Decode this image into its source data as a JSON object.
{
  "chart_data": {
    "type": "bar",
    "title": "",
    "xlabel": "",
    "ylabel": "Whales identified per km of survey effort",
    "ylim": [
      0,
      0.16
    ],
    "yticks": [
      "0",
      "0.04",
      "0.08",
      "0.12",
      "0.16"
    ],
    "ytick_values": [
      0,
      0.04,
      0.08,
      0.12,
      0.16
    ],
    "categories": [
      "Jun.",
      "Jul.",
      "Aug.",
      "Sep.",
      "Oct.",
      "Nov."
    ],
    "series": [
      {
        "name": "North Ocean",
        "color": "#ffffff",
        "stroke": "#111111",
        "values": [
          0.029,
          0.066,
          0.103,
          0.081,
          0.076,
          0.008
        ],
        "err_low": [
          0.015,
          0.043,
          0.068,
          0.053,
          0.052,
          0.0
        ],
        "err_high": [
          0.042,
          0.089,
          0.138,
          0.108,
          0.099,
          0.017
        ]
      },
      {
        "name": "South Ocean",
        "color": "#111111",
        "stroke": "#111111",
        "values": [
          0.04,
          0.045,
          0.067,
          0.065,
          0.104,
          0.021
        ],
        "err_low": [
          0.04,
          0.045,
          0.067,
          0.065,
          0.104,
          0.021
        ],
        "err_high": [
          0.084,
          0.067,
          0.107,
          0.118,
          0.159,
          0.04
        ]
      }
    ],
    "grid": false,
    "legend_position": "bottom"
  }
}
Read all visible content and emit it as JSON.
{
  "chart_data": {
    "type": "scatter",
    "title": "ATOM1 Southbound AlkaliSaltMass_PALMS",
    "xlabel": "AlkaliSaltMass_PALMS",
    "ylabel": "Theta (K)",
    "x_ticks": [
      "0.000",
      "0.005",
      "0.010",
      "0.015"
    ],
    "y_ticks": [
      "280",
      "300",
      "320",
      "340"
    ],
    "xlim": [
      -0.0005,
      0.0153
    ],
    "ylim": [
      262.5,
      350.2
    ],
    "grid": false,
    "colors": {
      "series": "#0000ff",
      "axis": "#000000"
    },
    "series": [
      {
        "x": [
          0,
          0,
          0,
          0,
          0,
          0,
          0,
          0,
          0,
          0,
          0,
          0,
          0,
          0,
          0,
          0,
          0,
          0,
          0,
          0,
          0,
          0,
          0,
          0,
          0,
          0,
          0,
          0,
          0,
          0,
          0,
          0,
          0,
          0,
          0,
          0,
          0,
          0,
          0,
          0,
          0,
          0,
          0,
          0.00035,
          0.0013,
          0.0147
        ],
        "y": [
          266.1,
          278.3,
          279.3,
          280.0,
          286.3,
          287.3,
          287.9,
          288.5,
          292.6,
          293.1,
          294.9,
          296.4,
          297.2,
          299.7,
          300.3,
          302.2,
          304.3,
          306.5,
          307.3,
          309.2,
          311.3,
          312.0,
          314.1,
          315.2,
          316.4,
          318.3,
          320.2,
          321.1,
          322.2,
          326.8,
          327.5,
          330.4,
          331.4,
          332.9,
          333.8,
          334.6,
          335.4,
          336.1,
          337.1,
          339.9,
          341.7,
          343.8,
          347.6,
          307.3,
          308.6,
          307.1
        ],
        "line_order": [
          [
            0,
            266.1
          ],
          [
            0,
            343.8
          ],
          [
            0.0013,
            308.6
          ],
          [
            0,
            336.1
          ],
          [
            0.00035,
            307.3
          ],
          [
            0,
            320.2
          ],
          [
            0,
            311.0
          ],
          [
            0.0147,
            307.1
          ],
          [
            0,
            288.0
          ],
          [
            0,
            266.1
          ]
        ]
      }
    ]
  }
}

▶ _Task brief_:
Set all of the entries down again, exactly as they were given.

▶ _Solution for this task_:
Decode this image into its source data as a JSON object.
{
  "chart_data": {
    "type": "bar",
    "title": "",
    "xlabel": "",
    "ylabel": "Whales identified per km of survey effort",
    "ylim": [
      0,
      0.16
    ],
    "yticks": [
      "0",
      "0.04",
      "0.08",
      "0.12",
      "0.16"
    ],
    "ytick_values": [
      0,
      0.04,
      0.08,
      0.12,
      0.16
    ],
    "categories": [
      "Jun.",
      "Jul.",
      "Aug.",
      "Sep.",
      "Oct.",
      "Nov."
    ],
    "series": [
      {
        "name": "North Ocean",
        "color": "#ffffff",
        "stroke": "#111111",
        "values": [
          0.029,
          0.066,
          0.103,
          0.081,
          0.076,
          0.008
        ],
        "err_low": [
          0.015,
          0.043,
          0.068,
          0.053,
          0.052,
          0.0
        ],
        "err_high": [
          0.042,
          0.089,
          0.138,
          0.108,
          0.099,
          0.017
        ]
      },
      {
        "name": "South Ocean",
        "color": "#111111",
        "stroke": "#111111",
        "values": [
          0.04,
          0.045,
          0.067,
          0.065,
          0.104,
          0.021
        ],
        "err_low": [
          0.04,
          0.045,
          0.067,
          0.065,
          0.104,
          0.021
        ],
        "err_high": [
          0.084,
          0.067,
          0.107,
          0.118,
          0.159,
          0.04
        ]
      }
    ],
    "grid": false,
    "legend_position": "bottom"
  }
}
Read all visible content and emit it as JSON.
{
  "chart_data": {
    "type": "scatter",
    "title": "ATOM1 Southbound AlkaliSaltMass_PALMS",
    "xlabel": "AlkaliSaltMass_PALMS",
    "ylabel": "Theta (K)",
    "x_ticks": [
      "0.000",
      "0.005",
      "0.010",
      "0.015"
    ],
    "y_ticks": [
      "280",
      "300",
      "320",
      "340"
    ],
    "xlim": [
      -0.0005,
      0.0153
    ],
    "ylim": [
      262.5,
      350.2
    ],
    "grid": false,
    "colors": {
      "series": "#0000ff",
      "axis": "#000000"
    },
    "series": [
      {
        "x": [
          0,
          0,
          0,
          0,
          0,
          0,
          0,
          0,
          0,
          0,
          0,
          0,
          0,
          0,
          0,
          0,
          0,
          0,
          0,
          0,
          0,
          0,
          0,
          0,
          0,
          0,
          0,
          0,
          0,
          0,
          0,
          0,
          0,
          0,
          0,
          0,
          0,
          0,
          0,
          0,
          0,
          0,
          0,
          0.00035,
          0.0013,
          0.0147
        ],
        "y": [
          266.1,
          278.3,
          279.3,
          280.0,
          286.3,
          287.3,
          287.9,
          288.5,
          292.6,
          293.1,
          294.9,
          296.4,
          297.2,
          299.7,
          300.3,
          302.2,
          304.3,
          306.5,
          307.3,
          309.2,
          311.3,
          312.0,
          314.1,
          315.2,
          316.4,
          318.3,
          320.2,
          321.1,
          322.2,
          326.8,
          327.5,
          330.4,
          331.4,
          332.9,
          333.8,
          334.6,
          335.4,
          336.1,
          337.1,
          339.9,
          341.7,
          343.8,
          347.6,
          307.3,
          308.6,
          307.1
        ],
        "line_order": [
          [
            0,
            266.1
          ],
          [
            0,
            343.8
          ],
          [
            0.0013,
            308.6
          ],
          [
            0,
            336.1
          ],
          [
            0.00035,
            307.3
          ],
          [
            0,
            320.2
          ],
          [
            0,
            311.0
          ],
          [
            0.0147,
            307.1
          ],
          [
            0,
            288.0
          ],
          [
            0,
            266.1
          ]
        ]
      }
    ]
  }
}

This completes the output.